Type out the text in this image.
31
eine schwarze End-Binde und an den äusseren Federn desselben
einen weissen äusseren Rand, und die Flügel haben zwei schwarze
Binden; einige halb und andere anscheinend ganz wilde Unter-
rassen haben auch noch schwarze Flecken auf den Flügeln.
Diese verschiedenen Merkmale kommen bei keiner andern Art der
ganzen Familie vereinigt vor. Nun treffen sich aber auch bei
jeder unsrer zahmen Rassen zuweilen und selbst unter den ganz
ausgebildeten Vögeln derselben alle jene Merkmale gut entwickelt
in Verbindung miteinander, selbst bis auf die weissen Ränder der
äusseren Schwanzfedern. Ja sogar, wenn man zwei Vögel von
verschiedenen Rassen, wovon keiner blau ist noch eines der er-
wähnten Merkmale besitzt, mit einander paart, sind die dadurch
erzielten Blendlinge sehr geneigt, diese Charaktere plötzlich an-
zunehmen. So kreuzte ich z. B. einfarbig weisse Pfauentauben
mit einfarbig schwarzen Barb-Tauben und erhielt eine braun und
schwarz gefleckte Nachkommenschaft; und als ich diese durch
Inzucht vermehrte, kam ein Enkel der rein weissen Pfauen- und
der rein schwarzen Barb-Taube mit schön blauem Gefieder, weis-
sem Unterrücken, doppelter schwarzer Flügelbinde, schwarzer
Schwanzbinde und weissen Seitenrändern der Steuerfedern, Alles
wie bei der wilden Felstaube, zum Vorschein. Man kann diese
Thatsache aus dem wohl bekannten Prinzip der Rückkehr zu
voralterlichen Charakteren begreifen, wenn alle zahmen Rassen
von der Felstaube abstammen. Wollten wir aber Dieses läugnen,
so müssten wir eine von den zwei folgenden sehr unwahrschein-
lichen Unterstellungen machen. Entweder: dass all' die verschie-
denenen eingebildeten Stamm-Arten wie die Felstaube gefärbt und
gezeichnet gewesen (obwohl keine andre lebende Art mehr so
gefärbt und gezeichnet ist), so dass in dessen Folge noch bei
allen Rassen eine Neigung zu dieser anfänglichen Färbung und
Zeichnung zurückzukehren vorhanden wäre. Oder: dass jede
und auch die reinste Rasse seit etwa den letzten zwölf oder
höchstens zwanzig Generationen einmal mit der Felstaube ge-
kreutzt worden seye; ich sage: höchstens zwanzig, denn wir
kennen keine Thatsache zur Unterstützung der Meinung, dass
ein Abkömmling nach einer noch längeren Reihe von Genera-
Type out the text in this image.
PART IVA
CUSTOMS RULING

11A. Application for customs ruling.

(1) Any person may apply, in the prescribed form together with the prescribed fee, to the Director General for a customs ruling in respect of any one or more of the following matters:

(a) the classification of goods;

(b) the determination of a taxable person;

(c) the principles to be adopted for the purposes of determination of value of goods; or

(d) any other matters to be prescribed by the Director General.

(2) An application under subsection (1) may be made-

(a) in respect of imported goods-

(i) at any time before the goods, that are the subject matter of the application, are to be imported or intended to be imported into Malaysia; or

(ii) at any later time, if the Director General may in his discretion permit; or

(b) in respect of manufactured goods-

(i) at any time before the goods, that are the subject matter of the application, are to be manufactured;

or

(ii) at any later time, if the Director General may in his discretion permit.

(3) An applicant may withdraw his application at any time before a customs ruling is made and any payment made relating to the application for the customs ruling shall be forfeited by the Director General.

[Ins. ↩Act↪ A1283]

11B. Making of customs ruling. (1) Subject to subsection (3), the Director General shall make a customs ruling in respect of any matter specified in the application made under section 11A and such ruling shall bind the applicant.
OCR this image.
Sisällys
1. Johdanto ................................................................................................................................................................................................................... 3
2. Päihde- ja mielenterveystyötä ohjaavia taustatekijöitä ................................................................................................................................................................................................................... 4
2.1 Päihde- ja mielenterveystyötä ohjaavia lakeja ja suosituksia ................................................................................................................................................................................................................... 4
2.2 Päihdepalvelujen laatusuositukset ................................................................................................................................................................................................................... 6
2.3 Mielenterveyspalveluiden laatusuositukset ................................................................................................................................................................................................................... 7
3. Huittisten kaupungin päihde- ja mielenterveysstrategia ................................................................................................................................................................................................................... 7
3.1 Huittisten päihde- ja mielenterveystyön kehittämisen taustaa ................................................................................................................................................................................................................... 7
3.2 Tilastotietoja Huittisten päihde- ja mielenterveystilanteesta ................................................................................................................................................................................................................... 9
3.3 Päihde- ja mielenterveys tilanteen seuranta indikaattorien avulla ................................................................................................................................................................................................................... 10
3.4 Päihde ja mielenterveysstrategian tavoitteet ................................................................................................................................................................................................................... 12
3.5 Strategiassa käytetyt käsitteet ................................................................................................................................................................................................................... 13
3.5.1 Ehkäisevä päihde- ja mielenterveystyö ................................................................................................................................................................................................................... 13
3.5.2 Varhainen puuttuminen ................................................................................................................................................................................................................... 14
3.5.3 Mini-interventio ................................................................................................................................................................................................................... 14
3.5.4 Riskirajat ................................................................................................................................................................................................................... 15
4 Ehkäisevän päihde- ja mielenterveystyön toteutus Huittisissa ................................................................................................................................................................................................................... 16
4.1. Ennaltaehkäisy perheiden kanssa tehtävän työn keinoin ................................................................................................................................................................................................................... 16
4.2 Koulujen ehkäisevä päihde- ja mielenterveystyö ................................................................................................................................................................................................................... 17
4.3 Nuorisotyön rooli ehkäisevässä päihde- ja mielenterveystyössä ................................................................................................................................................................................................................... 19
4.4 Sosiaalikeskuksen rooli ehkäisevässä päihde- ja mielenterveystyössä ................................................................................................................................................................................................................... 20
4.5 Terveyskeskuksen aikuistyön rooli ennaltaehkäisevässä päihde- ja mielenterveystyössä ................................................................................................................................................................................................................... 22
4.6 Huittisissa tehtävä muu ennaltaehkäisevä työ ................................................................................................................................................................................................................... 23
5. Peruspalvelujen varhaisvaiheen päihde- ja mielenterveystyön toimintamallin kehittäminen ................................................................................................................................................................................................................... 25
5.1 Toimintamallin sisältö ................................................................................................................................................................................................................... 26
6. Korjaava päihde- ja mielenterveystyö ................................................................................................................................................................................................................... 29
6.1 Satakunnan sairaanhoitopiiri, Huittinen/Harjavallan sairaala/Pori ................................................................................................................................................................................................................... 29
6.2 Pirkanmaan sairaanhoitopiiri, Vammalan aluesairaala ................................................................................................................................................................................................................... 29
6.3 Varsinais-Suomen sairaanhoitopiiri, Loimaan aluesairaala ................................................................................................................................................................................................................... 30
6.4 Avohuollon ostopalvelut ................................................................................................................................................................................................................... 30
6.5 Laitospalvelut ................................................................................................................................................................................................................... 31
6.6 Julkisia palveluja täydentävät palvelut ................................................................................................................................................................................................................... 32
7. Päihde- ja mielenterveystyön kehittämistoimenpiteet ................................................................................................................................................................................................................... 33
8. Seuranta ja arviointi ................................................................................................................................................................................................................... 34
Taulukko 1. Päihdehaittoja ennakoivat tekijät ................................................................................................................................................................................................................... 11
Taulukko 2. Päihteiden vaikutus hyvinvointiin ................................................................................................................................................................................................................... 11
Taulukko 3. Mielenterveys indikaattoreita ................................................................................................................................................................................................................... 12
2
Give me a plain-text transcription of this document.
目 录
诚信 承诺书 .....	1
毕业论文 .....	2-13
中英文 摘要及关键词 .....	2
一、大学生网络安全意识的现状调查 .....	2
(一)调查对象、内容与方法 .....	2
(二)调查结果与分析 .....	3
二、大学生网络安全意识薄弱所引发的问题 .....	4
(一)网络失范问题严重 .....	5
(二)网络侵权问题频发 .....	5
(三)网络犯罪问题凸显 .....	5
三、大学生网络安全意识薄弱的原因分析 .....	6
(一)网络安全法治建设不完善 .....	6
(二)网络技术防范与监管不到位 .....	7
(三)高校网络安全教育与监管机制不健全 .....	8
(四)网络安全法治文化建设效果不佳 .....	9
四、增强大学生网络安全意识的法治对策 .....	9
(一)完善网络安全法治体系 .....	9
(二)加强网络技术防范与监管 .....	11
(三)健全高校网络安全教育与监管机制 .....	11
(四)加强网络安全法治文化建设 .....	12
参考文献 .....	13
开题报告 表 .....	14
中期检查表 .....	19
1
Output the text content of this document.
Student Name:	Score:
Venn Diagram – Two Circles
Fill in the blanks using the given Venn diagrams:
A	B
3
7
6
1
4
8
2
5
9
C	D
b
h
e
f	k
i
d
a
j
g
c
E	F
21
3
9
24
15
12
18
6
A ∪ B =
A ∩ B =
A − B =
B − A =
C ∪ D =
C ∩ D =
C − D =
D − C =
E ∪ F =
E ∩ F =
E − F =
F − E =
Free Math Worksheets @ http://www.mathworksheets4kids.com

___

▶ [CHALLENGE] In the listing above, find the line containing "Output the text content of this document.", then reproduce it and each line after it through the end, exactly and with nothing added.

▶ [REPLY]
Output the text content of this document.
Student Name:	Score:
Venn Diagram – Two Circles
Fill in the blanks using the given Venn diagrams:
A	B
3
7
6
1
4
8
2
5
9
C	D
b
h
e
f	k
i
d
a
j
g
c
E	F
21
3
9
24
15
12
18
6
A ∪ B =
A ∩ B =
A − B =
B − A =
C ∪ D =
C ∩ D =
C − D =
D − C =
E ∪ F =
E ∩ F =
E − F =
F − E =
Free Math Worksheets @ http://www.mathworksheets4kids.com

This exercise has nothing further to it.